Assim, praticar disciplina ética produz 100x mais mérito do que praticar apenas generosidade, e praticar boa disposição perante contratempos e obstáculos – perante nossas próprias dificuldades ou as que pessoas “difíceis” nos apresentam, ou mesmo perante a dificuldade em entender a vastidão do darma, mantendo “paz” sem esforço ou descontentamento frente a isso tudo –, 100x mais do que apenas praticar disciplina ética, e assim por diante.

De fato, só é considerado possível praticar bem uma paramita quando a anterior está sendo bem praticada, bem como só é possível praticá-las perfeitamente tendo realizado completamente a última, sabedoria. “Sabedoria” tem aqui um sentido específico que implica reconhecimento direto e completo da natureza da realidade, o que é o mesmo que vacuidade, interdependência e inseparatividade.

TAREFAS PROPOSTAS:
(1) Segundo o texto para leitura, o que a "sabedoria" implica no sentido específico em que é usada?
(2) Reescreva os registros desde o início até a linha que contém "- candidate-3: 3: [612, 310, 620, 325]", inclusive, trocando "pencil-marks" por "notas-a-lapis" e mantendo todo o resto igual.

REGISTROS A PROCESSAR:
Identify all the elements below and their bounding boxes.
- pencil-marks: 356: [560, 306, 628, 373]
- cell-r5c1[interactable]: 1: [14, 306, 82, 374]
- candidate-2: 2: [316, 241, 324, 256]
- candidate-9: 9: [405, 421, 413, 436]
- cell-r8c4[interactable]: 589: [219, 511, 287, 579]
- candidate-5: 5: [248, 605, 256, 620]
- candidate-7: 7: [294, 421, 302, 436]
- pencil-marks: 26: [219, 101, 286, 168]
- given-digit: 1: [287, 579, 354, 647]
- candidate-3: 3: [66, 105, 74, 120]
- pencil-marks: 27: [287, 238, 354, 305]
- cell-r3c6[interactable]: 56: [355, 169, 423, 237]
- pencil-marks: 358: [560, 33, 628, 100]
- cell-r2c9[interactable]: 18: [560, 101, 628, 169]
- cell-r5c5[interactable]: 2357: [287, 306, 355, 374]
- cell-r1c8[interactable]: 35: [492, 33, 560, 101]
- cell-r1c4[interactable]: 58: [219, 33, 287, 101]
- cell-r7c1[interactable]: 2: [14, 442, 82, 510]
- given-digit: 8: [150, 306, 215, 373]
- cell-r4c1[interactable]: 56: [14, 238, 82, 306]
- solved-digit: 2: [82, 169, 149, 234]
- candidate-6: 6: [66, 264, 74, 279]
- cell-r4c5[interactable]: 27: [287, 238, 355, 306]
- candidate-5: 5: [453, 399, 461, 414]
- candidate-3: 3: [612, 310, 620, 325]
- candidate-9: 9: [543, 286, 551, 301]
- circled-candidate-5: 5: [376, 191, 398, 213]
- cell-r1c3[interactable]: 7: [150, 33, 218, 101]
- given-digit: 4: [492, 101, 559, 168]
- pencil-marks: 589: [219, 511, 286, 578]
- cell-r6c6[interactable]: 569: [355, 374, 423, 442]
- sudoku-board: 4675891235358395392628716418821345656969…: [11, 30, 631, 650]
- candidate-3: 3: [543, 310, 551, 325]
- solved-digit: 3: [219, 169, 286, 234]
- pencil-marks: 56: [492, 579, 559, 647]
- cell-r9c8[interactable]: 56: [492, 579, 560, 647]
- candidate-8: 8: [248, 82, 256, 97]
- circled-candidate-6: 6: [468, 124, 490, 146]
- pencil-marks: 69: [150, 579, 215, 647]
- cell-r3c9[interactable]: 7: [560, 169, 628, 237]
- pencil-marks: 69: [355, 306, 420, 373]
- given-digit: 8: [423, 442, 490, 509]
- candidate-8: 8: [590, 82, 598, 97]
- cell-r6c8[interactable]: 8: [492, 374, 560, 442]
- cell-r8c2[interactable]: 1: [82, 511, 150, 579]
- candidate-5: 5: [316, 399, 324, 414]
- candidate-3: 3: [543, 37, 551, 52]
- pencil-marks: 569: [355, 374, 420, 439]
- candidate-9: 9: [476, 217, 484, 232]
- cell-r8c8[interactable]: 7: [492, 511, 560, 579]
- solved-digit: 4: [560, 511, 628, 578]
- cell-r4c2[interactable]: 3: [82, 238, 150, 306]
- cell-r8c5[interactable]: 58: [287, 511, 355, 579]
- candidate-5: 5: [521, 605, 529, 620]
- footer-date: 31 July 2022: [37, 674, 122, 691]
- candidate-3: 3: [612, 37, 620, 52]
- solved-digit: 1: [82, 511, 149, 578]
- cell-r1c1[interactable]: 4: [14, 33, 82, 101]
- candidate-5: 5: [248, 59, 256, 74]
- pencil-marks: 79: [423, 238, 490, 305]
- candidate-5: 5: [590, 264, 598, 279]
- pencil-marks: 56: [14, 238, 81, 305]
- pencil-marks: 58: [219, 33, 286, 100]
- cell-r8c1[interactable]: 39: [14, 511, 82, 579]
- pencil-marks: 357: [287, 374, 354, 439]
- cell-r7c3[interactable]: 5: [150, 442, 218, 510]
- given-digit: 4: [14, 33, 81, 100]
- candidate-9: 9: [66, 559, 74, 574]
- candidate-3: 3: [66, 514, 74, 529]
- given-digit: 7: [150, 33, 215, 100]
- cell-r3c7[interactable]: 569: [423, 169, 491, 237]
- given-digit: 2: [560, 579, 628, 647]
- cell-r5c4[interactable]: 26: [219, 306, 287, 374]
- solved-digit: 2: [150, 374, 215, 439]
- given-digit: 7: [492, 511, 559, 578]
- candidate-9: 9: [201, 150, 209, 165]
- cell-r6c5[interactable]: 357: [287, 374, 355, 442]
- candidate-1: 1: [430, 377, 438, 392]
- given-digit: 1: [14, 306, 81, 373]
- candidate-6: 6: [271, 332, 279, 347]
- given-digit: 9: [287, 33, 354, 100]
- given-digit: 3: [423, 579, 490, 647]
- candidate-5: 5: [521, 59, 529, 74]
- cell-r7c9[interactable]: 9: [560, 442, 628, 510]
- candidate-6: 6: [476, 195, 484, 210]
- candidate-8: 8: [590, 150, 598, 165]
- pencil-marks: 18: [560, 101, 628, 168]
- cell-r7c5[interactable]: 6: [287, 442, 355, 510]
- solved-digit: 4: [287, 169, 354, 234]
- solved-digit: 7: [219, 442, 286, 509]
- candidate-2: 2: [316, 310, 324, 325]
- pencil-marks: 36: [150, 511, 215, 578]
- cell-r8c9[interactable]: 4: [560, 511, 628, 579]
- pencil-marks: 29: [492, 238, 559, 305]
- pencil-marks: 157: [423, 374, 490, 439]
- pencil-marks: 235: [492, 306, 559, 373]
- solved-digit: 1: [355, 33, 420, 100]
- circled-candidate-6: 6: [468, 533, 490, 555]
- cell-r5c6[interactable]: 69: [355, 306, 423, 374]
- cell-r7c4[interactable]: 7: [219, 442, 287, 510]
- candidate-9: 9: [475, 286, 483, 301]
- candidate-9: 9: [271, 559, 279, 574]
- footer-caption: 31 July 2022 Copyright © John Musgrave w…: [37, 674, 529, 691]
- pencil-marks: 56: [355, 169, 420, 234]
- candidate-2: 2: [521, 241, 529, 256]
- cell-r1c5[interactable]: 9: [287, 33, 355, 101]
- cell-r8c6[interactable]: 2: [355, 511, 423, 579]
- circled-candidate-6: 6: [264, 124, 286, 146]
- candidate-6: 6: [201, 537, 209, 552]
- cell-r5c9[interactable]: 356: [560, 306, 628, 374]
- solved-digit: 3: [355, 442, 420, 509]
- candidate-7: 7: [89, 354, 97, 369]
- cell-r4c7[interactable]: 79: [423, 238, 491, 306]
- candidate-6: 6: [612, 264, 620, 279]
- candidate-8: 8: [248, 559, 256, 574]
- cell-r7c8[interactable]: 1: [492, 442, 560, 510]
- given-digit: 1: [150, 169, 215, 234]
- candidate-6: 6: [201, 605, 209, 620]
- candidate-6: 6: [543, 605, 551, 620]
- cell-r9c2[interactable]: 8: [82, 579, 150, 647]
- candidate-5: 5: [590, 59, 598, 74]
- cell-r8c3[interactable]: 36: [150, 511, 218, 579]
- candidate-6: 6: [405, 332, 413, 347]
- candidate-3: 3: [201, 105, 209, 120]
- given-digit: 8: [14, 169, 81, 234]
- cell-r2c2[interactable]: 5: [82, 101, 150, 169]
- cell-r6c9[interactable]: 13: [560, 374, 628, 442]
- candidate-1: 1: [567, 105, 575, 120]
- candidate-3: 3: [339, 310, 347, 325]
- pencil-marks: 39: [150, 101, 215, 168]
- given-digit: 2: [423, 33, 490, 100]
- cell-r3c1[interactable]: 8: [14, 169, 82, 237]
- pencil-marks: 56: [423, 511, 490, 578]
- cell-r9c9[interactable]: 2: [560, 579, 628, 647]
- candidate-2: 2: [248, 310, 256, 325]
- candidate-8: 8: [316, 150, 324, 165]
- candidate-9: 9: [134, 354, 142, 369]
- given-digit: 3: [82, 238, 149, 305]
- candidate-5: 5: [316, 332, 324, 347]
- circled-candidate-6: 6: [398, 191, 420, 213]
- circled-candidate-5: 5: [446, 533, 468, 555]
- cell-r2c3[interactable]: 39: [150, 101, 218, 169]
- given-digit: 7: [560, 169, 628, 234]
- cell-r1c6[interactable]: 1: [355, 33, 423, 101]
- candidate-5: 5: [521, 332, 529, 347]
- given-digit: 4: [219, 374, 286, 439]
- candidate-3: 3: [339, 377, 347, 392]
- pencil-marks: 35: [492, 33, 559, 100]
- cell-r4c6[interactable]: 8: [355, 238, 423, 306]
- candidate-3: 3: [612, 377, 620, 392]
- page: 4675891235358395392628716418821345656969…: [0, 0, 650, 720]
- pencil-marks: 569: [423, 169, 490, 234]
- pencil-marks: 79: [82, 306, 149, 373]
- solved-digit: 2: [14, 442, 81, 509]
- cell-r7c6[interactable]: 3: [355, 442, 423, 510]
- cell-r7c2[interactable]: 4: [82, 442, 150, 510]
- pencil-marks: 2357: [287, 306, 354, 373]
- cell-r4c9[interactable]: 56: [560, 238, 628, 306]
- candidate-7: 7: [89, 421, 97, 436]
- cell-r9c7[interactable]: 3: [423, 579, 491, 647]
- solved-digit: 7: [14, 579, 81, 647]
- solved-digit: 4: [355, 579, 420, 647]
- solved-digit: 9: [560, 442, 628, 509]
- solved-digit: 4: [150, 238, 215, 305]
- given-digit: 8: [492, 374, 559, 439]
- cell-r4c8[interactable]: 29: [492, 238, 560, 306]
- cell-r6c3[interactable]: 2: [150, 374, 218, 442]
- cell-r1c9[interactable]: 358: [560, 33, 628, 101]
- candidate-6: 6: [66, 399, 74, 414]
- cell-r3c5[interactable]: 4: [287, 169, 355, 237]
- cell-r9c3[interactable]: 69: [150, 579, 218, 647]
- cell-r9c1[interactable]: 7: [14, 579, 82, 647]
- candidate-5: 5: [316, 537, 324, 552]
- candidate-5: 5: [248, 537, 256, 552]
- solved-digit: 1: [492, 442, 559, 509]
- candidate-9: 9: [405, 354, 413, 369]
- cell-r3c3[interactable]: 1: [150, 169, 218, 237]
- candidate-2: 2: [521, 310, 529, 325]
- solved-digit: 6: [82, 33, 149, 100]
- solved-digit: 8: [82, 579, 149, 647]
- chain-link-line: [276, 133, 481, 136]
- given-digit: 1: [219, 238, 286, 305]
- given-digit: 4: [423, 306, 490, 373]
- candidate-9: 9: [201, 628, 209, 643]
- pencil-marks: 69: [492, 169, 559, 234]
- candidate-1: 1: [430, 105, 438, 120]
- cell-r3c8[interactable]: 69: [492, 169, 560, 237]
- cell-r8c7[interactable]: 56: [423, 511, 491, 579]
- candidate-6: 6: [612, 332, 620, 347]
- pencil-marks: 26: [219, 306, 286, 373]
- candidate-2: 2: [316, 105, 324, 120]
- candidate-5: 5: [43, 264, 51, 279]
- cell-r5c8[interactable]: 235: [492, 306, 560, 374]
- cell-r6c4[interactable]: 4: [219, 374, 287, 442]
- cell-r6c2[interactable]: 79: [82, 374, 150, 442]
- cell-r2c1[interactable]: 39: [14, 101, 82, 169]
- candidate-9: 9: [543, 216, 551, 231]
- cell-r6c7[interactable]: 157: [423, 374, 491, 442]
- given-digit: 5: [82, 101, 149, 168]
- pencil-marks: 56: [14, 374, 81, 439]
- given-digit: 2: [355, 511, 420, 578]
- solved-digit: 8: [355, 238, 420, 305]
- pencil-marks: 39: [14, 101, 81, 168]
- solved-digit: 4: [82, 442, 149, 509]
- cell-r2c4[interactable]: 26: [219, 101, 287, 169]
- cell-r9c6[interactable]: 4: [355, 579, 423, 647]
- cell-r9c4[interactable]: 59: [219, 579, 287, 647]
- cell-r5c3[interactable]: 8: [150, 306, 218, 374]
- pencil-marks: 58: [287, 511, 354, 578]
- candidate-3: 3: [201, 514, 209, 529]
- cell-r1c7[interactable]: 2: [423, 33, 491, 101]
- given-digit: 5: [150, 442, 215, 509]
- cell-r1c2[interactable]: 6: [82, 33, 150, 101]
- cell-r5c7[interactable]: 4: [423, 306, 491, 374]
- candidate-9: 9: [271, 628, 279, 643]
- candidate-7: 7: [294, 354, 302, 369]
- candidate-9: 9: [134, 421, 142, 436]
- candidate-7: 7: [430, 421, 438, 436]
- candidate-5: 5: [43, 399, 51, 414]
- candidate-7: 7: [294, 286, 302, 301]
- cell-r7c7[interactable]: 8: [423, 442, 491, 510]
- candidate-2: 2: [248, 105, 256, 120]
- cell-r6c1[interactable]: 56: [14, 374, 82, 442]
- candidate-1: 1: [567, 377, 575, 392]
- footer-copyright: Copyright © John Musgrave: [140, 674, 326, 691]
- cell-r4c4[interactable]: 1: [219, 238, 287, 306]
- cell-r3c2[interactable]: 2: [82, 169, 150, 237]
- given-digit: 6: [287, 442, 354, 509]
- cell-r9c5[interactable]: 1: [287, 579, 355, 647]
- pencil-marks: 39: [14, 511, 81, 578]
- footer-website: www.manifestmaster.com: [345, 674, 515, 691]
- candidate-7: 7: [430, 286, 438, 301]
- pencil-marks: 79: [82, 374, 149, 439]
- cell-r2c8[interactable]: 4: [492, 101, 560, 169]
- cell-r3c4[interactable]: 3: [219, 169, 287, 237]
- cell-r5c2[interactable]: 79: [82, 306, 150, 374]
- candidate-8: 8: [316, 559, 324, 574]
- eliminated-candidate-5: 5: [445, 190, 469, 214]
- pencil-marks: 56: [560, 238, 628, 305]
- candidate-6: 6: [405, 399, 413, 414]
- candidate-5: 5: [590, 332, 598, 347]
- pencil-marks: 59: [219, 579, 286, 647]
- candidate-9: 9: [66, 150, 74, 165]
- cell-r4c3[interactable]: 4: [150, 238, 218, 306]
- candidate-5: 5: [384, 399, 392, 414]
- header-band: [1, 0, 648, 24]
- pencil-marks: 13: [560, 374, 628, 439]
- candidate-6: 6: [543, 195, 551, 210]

RESPOSTAS DO EXERCÍCIO:
(1) Implica o reconhecimento direto e completo da natureza da realidade, que é o mesmo que vacuidade, interdependência e inseparatividade.

(2)
Identify all the elements below and their bounding boxes.
- notas-a-lapis: 356: [560, 306, 628, 373]
- cell-r5c1[interactable]: 1: [14, 306, 82, 374]
- candidate-2: 2: [316, 241, 324, 256]
- candidate-9: 9: [405, 421, 413, 436]
- cell-r8c4[interactable]: 589: [219, 511, 287, 579]
- candidate-5: 5: [248, 605, 256, 620]
- candidate-7: 7: [294, 421, 302, 436]
- notas-a-lapis: 26: [219, 101, 286, 168]
- given-digit: 1: [287, 579, 354, 647]
- candidate-3: 3: [66, 105, 74, 120]
- notas-a-lapis: 27: [287, 238, 354, 305]
- cell-r3c6[interactable]: 56: [355, 169, 423, 237]
- notas-a-lapis: 358: [560, 33, 628, 100]
- cell-r2c9[interactable]: 18: [560, 101, 628, 169]
- cell-r5c5[interactable]: 2357: [287, 306, 355, 374]
- cell-r1c8[interactable]: 35: [492, 33, 560, 101]
- cell-r1c4[interactable]: 58: [219, 33, 287, 101]
- cell-r7c1[interactable]: 2: [14, 442, 82, 510]
- given-digit: 8: [150, 306, 215, 373]
- cell-r4c1[interactable]: 56: [14, 238, 82, 306]
- solved-digit: 2: [82, 169, 149, 234]
- candidate-6: 6: [66, 264, 74, 279]
- cell-r4c5[interactable]: 27: [287, 238, 355, 306]
- candidate-5: 5: [453, 399, 461, 414]
- candidate-3: 3: [612, 310, 620, 325]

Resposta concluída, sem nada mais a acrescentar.